*Selected passage*.
···
UK wage growth slowed to the lowest level in two years in May, providing a dilemma for the Bank of England rate setters when they decide whether to cut interest rates next month.
Annual pay growth eased from 5.9% in the three months to April to 5.7% in the three months to May, data from the Office for National Statistics shows.
Unemployment was unchanged from 4.4% in April, while the number of job vacancies fell by 30,000, led by easing demand in retail and hospitality amid a cooling jobs market.
This led traders to lift bets on an August interest rate cut.
Money markets indicate there is a 45% chance of the Bank of England lowering borrowing costs next month.
The BoE base rate has remained at a 16-year high of 5.25% since last August.
The last time the base rate was cut was in March 2020, with the Monetary Policy Committee next due to meet on 1 August.
Pantheon Macroeconomics UK chief economist Rob Wood says: “We think an August rate cut is a very close call. The MPC could easily dismiss yesterday’s stronger-than-expected consumer price inflation services reading as volatile, just as they did in June, note slowing wage growth, and plough on with a rate cut in August.
···
*Information*.
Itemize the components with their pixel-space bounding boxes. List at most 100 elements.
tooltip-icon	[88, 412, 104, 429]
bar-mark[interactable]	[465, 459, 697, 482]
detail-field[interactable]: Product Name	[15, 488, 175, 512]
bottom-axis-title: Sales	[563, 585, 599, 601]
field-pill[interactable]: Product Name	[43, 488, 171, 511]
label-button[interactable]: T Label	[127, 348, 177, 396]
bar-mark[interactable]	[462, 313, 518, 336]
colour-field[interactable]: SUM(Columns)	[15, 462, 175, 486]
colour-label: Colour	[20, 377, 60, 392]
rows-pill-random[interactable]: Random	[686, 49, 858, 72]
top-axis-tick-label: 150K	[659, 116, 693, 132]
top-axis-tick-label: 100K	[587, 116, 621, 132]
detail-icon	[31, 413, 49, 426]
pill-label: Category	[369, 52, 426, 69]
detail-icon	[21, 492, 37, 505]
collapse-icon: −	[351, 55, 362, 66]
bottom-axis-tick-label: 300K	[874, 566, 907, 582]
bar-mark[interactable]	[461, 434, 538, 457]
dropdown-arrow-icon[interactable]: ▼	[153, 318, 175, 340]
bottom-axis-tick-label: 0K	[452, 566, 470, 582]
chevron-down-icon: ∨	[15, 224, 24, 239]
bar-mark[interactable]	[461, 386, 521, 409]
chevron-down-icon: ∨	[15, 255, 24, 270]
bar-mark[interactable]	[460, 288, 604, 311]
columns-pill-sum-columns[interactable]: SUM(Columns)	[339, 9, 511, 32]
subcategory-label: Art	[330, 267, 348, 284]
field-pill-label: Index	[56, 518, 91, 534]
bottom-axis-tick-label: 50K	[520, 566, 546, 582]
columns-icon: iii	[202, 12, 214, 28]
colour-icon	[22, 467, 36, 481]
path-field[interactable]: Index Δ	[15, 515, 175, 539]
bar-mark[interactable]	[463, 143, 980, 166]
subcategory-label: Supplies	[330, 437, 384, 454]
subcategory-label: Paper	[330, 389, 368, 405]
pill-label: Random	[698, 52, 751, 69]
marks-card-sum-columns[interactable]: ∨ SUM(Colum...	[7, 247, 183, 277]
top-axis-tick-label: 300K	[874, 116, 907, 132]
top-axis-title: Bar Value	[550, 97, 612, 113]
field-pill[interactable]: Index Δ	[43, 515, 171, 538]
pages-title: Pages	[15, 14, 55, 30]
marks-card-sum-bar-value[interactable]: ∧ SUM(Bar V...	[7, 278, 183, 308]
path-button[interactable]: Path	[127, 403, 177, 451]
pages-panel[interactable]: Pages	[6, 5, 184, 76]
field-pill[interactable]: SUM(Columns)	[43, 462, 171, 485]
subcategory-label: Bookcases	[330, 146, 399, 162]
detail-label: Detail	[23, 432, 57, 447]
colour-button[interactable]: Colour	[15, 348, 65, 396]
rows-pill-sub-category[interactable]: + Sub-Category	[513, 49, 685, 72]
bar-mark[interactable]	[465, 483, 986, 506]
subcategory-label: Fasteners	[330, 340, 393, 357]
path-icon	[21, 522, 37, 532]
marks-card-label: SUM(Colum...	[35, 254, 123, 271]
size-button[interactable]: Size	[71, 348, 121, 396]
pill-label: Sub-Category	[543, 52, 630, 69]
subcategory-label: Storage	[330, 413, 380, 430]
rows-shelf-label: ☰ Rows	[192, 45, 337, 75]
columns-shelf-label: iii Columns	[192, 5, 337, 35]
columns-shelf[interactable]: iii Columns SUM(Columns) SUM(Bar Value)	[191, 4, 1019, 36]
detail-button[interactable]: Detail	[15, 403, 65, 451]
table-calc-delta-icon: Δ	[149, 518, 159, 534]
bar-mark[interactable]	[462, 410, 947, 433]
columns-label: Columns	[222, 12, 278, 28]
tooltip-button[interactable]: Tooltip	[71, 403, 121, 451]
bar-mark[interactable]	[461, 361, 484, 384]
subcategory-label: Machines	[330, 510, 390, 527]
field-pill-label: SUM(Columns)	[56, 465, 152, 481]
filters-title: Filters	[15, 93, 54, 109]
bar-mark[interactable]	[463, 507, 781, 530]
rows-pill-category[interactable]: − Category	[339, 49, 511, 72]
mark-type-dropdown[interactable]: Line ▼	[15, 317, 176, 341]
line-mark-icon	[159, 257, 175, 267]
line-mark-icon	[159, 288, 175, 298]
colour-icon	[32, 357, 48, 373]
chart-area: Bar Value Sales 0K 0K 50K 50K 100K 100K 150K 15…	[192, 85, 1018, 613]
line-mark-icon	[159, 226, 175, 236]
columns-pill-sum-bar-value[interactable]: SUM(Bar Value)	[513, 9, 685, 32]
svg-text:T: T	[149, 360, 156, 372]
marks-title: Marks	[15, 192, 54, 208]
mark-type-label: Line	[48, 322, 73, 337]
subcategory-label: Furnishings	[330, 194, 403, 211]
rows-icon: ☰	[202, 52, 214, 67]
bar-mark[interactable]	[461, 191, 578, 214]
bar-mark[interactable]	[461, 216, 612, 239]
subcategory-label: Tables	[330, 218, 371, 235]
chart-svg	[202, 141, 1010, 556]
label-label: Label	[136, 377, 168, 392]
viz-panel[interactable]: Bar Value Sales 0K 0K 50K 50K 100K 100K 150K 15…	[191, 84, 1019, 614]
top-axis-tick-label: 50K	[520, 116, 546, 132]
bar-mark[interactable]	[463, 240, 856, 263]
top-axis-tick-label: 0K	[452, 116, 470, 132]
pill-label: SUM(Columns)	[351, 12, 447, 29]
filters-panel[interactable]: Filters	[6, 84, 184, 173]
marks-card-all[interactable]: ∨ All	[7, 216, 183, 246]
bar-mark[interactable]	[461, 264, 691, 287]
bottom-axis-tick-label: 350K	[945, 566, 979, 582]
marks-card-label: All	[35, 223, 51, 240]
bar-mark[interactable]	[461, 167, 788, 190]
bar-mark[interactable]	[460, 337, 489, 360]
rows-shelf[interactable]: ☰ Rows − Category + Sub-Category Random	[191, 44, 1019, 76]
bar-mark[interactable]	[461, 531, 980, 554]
···
*Work to complete*.
(a) In the passage on UK wage growth, what rate has the Bank of England base rate stayed at since last August?
(b) Summarize the passage on UK wage growth in two sentences.
(c) Write the next part of the passage on UK wage growth, starting right after its final sentence.

*Expected outputs*.
(a) It has remained at a 16-year high of 5.25%.

(b) Annual UK pay growth eased to 5.7% in the three months to May, its lowest level in two years, while unemployment held at 4.4% and job vacancies fell by 30,000. These figures led traders to raise bets on an August interest rate cut, which money markets put at a 45% chance, although the Bank of England base rate has remained at 5.25% since last August.

(c)
“But we think services inflation is just too hot for the MPC to go ahead in August, and instead expect them to wait until September to reduce interest rates.”
EY UK chief economist Peter Arnold points out: “Today’s data leaves August’s monetary policy decision in the balance. Pay growth is on track to come in around the Bank of England’s 5.1% forecast for the second quarter.
“Now that there has been time to take a more granular look at yesterday’s inflation data, it’s apparent that most of the upside surprise can be traced back to a couple of exceptionally high quotes for hotel prices. Therefore, it’s far from clear that the inflation data alone will derail a rate cut.
“The MPC’s main issue now is that following yesterday’s data release, financial market pricing moved decisively in favour of rates staying on hold. So, whether or not the MPC cuts next month may ultimately come down to whether or not they are prepared to surprise markets.”
Quilter Investors investment strategist Lindsay James adds: “Looking ahead to 1 August, it seems marginally less likely that the Bank of England’s first rate cut will materialise after inflation failed to cool any further, so September may be a more reasonable expectation for an initial easing of monetary policy.
“Nonetheless, inflation is still at target and the labour market is showing some signs of cooling, so we are likely to see more members of the MPC voting for a cut in the August meeting.”